Records excerpted from a collection:
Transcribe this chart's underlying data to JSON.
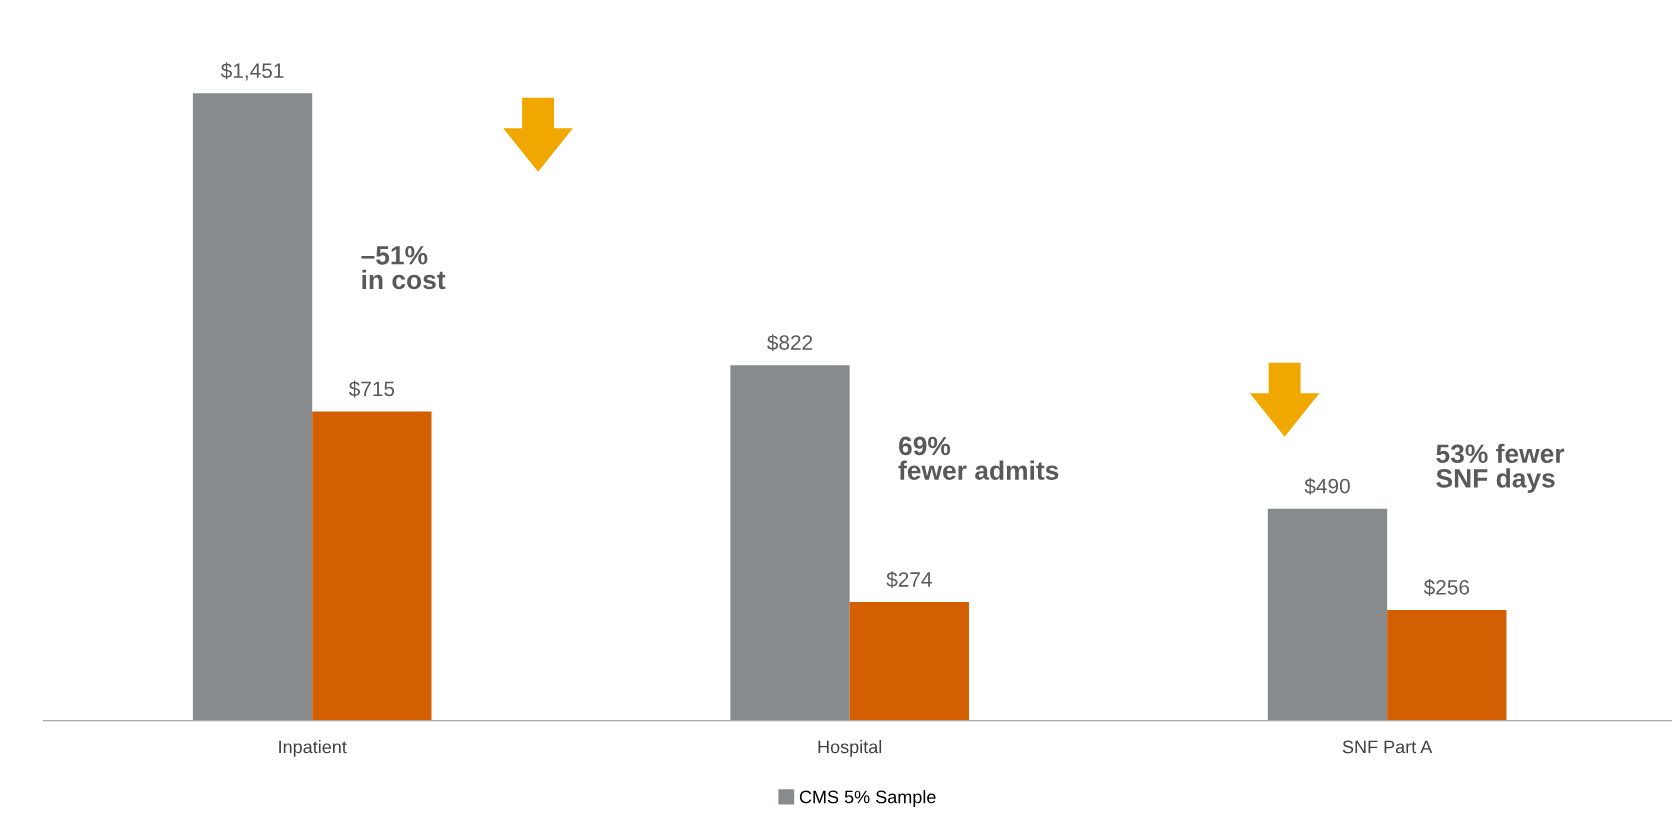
{
  "chart_data": {
    "type": "bar",
    "categories": [
      "Inpatient",
      "Hospital",
      "SNF Part A"
    ],
    "series": [
      {
        "name": "CMS 5% Sample",
        "color": "#888b8d",
        "values": [
          1451,
          822,
          490
        ],
        "value_labels": [
          "$1,451",
          "$822",
          "$490"
        ]
      },
      {
        "color": "#d45f00",
        "values": [
          715,
          274,
          256
        ],
        "value_labels": [
          "$715",
          "$274",
          "$256"
        ]
      }
    ],
    "annotations": [
      "–51%\nin cost",
      "69%\nfewer admits",
      "53% fewer\nSNF days"
    ],
    "legend": "bottom",
    "grid": false
  }
}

* Instruction
Return all the entries word for word, but omit any pictures they contain.

* Solution to the exercise
Transcribe this chart's underlying data to JSON.
{
  "chart_data": {
    "type": "bar",
    "categories": [
      "Inpatient",
      "Hospital",
      "SNF Part A"
    ],
    "series": [
      {
        "name": "CMS 5% Sample",
        "color": "#888b8d",
        "values": [
          1451,
          822,
          490
        ],
        "value_labels": [
          "$1,451",
          "$822",
          "$490"
        ]
      },
      {
        "color": "#d45f00",
        "values": [
          715,
          274,
          256
        ],
        "value_labels": [
          "$715",
          "$274",
          "$256"
        ]
      }
    ],
    "annotations": [
      "–51%\nin cost",
      "69%\nfewer admits",
      "53% fewer\nSNF days"
    ],
    "legend": "bottom",
    "grid": false
  }
}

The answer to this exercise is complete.